Extract the lines of the data verbatim, starting at the first line and ending at the line that contains "iso-f-curve: [1110, 113, 1918, 921]", with both ends included.

- EXERCISE INPUTS:

────

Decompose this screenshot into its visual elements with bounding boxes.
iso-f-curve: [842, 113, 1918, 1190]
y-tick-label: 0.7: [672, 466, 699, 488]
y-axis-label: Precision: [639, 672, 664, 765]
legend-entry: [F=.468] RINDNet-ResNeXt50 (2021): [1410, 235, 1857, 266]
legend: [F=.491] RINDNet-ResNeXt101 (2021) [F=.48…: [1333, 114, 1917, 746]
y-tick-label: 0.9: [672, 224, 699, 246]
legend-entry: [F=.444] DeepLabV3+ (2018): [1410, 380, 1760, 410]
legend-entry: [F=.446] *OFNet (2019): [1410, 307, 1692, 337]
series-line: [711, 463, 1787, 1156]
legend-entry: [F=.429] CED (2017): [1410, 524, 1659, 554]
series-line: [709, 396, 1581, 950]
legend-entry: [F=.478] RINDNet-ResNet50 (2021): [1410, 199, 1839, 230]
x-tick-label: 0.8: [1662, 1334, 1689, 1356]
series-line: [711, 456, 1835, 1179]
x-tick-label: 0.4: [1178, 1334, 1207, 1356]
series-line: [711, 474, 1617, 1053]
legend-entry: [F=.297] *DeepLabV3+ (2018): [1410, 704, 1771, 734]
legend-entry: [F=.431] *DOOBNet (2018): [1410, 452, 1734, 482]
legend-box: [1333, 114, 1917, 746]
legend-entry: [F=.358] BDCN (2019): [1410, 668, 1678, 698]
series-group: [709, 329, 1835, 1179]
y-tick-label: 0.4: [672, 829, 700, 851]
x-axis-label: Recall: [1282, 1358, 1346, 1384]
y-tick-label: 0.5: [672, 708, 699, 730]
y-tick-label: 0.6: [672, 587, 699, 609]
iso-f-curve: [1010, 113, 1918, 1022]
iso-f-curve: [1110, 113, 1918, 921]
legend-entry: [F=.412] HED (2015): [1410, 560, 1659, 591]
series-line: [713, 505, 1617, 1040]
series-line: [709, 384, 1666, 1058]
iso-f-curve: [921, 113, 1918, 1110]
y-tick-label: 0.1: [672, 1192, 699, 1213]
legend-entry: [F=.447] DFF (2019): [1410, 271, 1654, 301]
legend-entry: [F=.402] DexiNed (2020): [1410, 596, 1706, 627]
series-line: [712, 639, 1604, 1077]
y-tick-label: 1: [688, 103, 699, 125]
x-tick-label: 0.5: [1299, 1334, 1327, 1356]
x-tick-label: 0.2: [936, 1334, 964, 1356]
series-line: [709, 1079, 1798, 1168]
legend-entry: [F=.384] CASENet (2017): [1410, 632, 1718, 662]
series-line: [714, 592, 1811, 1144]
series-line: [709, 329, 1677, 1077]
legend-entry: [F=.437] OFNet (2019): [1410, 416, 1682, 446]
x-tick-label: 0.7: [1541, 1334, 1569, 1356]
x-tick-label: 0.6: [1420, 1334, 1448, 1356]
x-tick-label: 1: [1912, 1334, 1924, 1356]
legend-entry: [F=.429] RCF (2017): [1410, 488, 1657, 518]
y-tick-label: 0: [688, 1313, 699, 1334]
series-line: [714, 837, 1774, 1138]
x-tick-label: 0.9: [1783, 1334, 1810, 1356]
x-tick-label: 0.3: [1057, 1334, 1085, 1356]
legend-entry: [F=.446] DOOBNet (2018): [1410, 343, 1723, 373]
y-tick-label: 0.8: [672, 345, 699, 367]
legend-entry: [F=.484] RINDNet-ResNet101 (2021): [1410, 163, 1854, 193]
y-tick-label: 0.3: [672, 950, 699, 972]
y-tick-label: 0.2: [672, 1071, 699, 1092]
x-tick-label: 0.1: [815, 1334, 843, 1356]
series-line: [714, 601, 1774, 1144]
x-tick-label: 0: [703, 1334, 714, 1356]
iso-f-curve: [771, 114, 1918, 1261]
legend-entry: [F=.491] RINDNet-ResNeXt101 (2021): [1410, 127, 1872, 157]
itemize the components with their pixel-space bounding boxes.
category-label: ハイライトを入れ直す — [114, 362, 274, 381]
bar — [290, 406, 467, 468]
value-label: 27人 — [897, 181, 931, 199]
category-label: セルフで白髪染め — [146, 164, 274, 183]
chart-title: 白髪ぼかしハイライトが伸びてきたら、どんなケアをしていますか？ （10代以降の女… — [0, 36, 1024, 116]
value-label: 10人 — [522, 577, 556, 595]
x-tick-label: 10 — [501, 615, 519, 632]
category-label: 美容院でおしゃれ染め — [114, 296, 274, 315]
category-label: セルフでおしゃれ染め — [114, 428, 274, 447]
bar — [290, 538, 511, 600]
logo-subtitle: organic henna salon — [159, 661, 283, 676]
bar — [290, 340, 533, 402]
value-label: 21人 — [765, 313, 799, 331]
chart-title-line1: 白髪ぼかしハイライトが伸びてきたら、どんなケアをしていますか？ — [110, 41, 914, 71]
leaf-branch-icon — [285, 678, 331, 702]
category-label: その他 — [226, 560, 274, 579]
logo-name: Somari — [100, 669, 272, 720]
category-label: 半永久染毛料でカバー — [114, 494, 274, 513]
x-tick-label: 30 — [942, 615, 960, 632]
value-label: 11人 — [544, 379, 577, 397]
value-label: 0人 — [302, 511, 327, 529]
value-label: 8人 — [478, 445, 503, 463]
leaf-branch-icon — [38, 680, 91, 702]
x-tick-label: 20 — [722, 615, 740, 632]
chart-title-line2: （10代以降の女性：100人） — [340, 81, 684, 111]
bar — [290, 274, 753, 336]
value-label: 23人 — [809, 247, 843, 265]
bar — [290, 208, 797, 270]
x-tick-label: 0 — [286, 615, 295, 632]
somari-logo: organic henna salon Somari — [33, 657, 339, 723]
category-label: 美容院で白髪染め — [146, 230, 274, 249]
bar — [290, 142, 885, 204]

────

- OUTPUT BELOW:
Decompose this screenshot into its visual elements with bounding boxes.
iso-f-curve: [842, 113, 1918, 1190]
y-tick-label: 0.7: [672, 466, 699, 488]
y-axis-label: Precision: [639, 672, 664, 765]
legend-entry: [F=.468] RINDNet-ResNeXt50 (2021): [1410, 235, 1857, 266]
legend: [F=.491] RINDNet-ResNeXt101 (2021) [F=.48…: [1333, 114, 1917, 746]
y-tick-label: 0.9: [672, 224, 699, 246]
legend-entry: [F=.444] DeepLabV3+ (2018): [1410, 380, 1760, 410]
legend-entry: [F=.446] *OFNet (2019): [1410, 307, 1692, 337]
series-line: [711, 463, 1787, 1156]
legend-entry: [F=.429] CED (2017): [1410, 524, 1659, 554]
series-line: [709, 396, 1581, 950]
legend-entry: [F=.478] RINDNet-ResNet50 (2021): [1410, 199, 1839, 230]
x-tick-label: 0.8: [1662, 1334, 1689, 1356]
series-line: [711, 456, 1835, 1179]
x-tick-label: 0.4: [1178, 1334, 1207, 1356]
series-line: [711, 474, 1617, 1053]
legend-entry: [F=.297] *DeepLabV3+ (2018): [1410, 704, 1771, 734]
legend-entry: [F=.431] *DOOBNet (2018): [1410, 452, 1734, 482]
legend-box: [1333, 114, 1917, 746]
legend-entry: [F=.358] BDCN (2019): [1410, 668, 1678, 698]
series-group: [709, 329, 1835, 1179]
y-tick-label: 0.4: [672, 829, 700, 851]
x-axis-label: Recall: [1282, 1358, 1346, 1384]
y-tick-label: 0.5: [672, 708, 699, 730]
y-tick-label: 0.6: [672, 587, 699, 609]
iso-f-curve: [1010, 113, 1918, 1022]
iso-f-curve: [1110, 113, 1918, 921]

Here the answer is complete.